Without changing a word, repeat the data, and include no pictures.

:: Records for the task ::

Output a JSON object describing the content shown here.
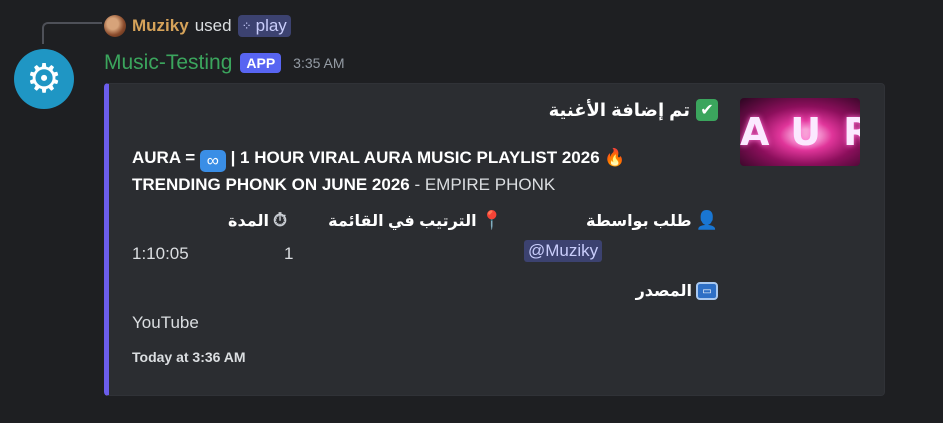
{
  "command": {
    "user": "Muziky",
    "verb": "used",
    "command_name": "play"
  },
  "message": {
    "author": "Music-Testing",
    "badge": "APP",
    "time": "3:35 AM"
  },
  "embed": {
    "accent_color": "#6b5dec",
    "title": "تم إضافة الأغنية",
    "desc_part1": "AURA = ",
    "desc_part2": " | 1 HOUR VIRAL AURA MUSIC PLAYLIST 2026 ",
    "desc_line2_bold": "TRENDING PHONK ON JUNE 2026",
    "desc_line2_rest": " - EMPIRE PHONK",
    "thumbnail_text": "AURA",
    "fields": {
      "requested_by": {
        "name": "طلب بواسطة",
        "value": "@Muziky",
        "icon": "user-icon"
      },
      "queue_position": {
        "name": "الترتيب في القائمة",
        "value": "1",
        "icon": "pin-icon"
      },
      "duration": {
        "name": "المدة",
        "value": "1:10:05",
        "icon": "timer-icon"
      },
      "source": {
        "name": "المصدر",
        "value": "YouTube",
        "icon": "tv-icon"
      }
    },
    "footer": "Today at 3:36 AM"
  }
}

:::

▶ **Solution for this task**:
Output a JSON object describing the content shown here.
{
  "command": {
    "user": "Muziky",
    "verb": "used",
    "command_name": "play"
  },
  "message": {
    "author": "Music-Testing",
    "badge": "APP",
    "time": "3:35 AM"
  },
  "embed": {
    "accent_color": "#6b5dec",
    "title": "تم إضافة الأغنية",
    "desc_part1": "AURA = ",
    "desc_part2": " | 1 HOUR VIRAL AURA MUSIC PLAYLIST 2026 ",
    "desc_line2_bold": "TRENDING PHONK ON JUNE 2026",
    "desc_line2_rest": " - EMPIRE PHONK",
    "thumbnail_text": "AURA",
    "fields": {
      "requested_by": {
        "name": "طلب بواسطة",
        "value": "@Muziky",
        "icon": "user-icon"
      },
      "queue_position": {
        "name": "الترتيب في القائمة",
        "value": "1",
        "icon": "pin-icon"
      },
      "duration": {
        "name": "المدة",
        "value": "1:10:05",
        "icon": "timer-icon"
      },
      "source": {
        "name": "المصدر",
        "value": "YouTube",
        "icon": "tv-icon"
      }
    },
    "footer": "Today at 3:36 AM"
  }
}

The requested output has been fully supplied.